Go through the entries below and collect each line with the string "trauern" in it.

─── Dataset content ───

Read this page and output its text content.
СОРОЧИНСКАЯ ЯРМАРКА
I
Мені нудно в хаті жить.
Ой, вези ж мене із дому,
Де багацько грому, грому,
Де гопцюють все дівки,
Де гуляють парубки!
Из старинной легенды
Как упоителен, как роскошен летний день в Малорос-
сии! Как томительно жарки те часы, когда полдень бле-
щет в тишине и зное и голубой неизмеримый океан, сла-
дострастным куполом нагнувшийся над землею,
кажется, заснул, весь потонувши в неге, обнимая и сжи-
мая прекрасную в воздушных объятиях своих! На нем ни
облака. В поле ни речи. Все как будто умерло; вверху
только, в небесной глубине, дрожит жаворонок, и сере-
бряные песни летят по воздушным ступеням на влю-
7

───
─── Dataset content ───

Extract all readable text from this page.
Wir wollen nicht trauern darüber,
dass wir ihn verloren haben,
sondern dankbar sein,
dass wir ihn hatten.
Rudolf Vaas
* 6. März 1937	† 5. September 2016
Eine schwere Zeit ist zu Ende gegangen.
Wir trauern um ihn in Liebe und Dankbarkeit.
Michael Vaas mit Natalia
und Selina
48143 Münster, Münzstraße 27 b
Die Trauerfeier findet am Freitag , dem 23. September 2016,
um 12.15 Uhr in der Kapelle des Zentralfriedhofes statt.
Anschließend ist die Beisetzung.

───

## Output for this task:
Wir wollen nicht trauern darüber,
Wir trauern um ihn in Liebe und Dankbarkeit.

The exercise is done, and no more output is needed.